[Data entries]
***
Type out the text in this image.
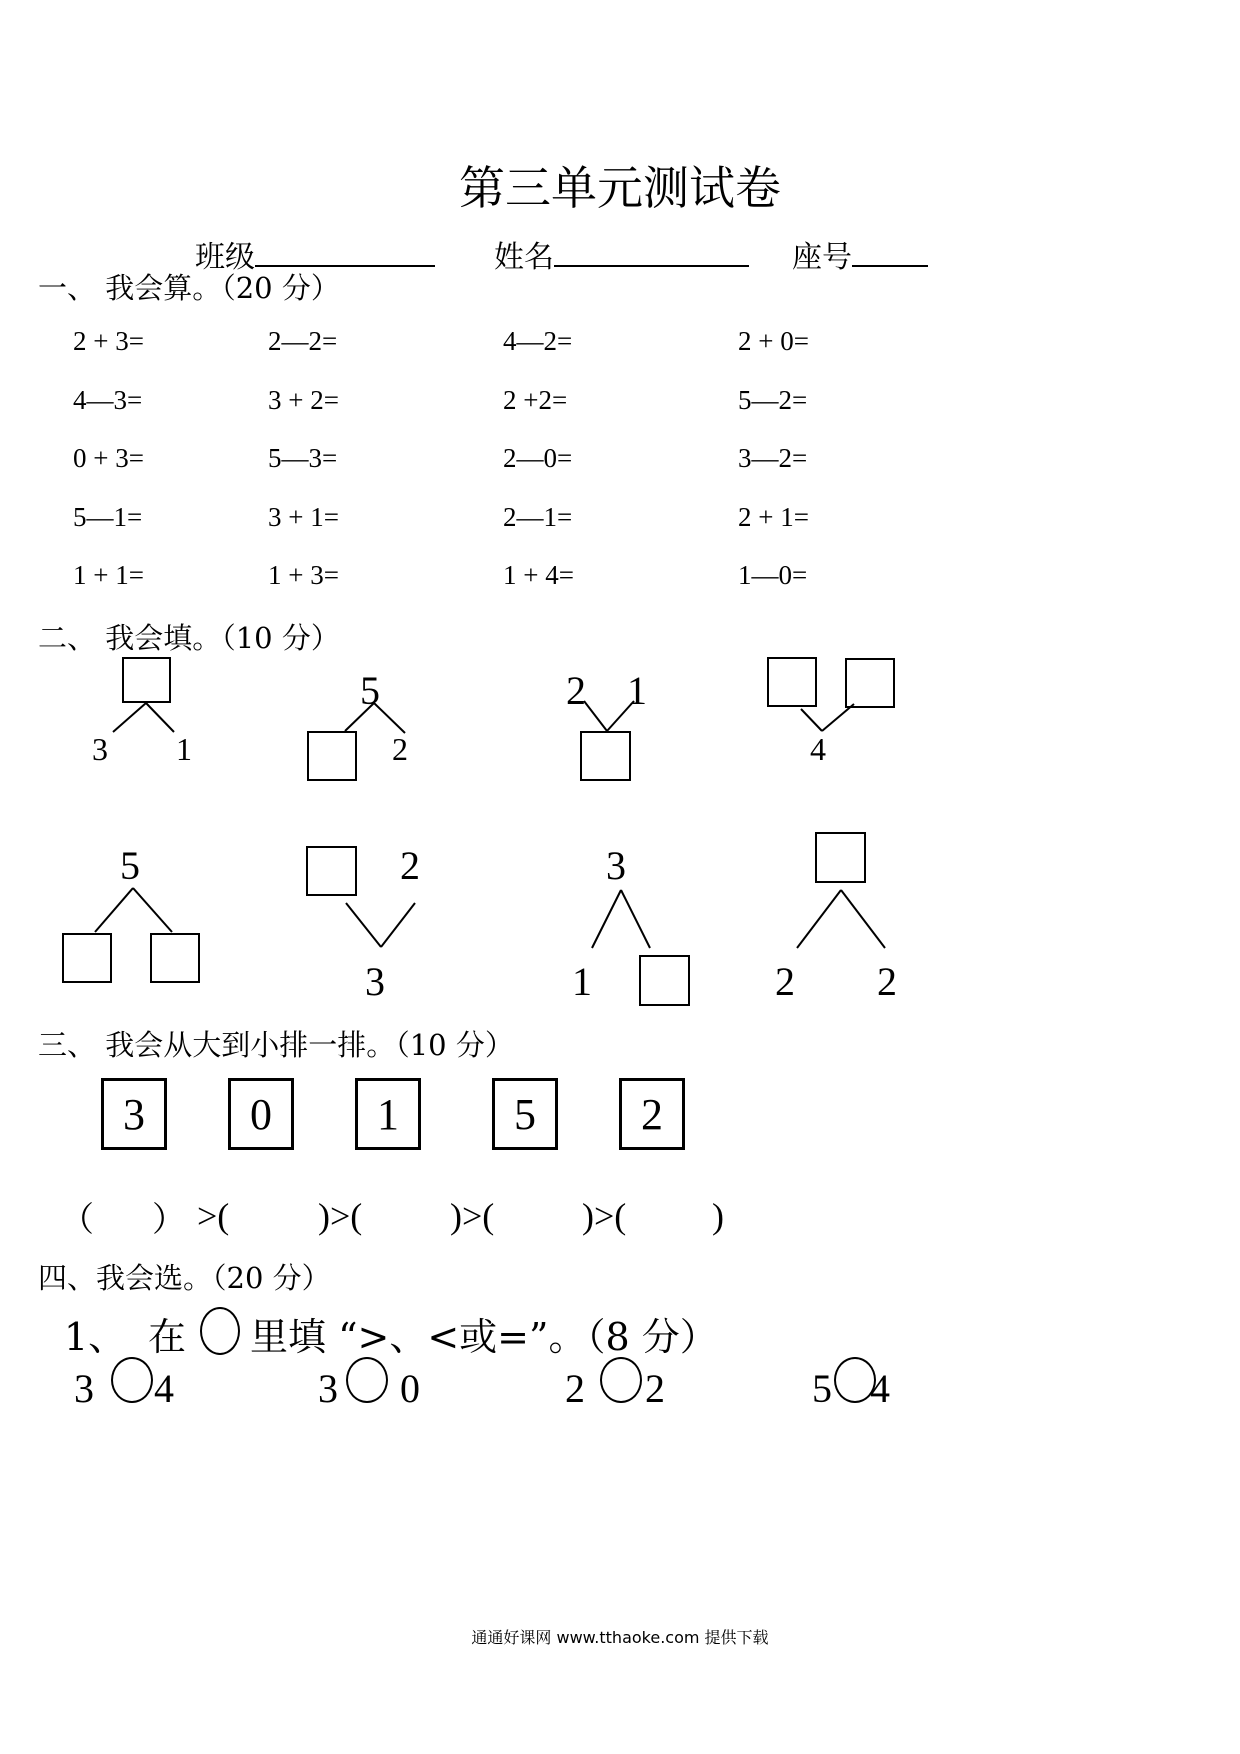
第三单元测试卷
班级	姓名	座号
一、 我会算。（20 分）
2 + 3=	2—2=	4—2=	2 + 0=
4—3=	3 + 2=	2 +2=	5—2=
0 + 3=	5—3=	2—0=	3—2=
5—1=	3 + 1=	2—1=	2 + 1=
1 + 1=	1 + 3=	1 + 4=	1—0=
二、 我会填。（10 分）
3 1
5
2
2 1
4
5	2
3
3
1	2 2
三、 我会从大到小排一排。（10 分）
3	0	1	5	2
（ ） >( )>( )>( )>( )
四、我会选。（20 分）
1、 在 里填 “>、<或=”。（8 分）
3 4	3 0	2 2	5 4
通通好课网 www.tthaoke.com 提供下载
***
Goal
Without including any pictures, please restate all the records exactly.

Correct result
Type out the text in this image.
第三单元测试卷
班级	姓名	座号
一、 我会算。（20 分）
2 + 3=	2—2=	4—2=	2 + 0=
4—3=	3 + 2=	2 +2=	5—2=
0 + 3=	5—3=	2—0=	3—2=
5—1=	3 + 1=	2—1=	2 + 1=
1 + 1=	1 + 3=	1 + 4=	1—0=
二、 我会填。（10 分）
3 1
5
2
2 1
4
5	2
3
3
1	2 2
三、 我会从大到小排一排。（10 分）
3	0	1	5	2
（ ） >( )>( )>( )>( )
四、我会选。（20 分）
1、 在 里填 “>、<或=”。（8 分）
3 4	3 0	2 2	5 4
通通好课网 www.tthaoke.com 提供下载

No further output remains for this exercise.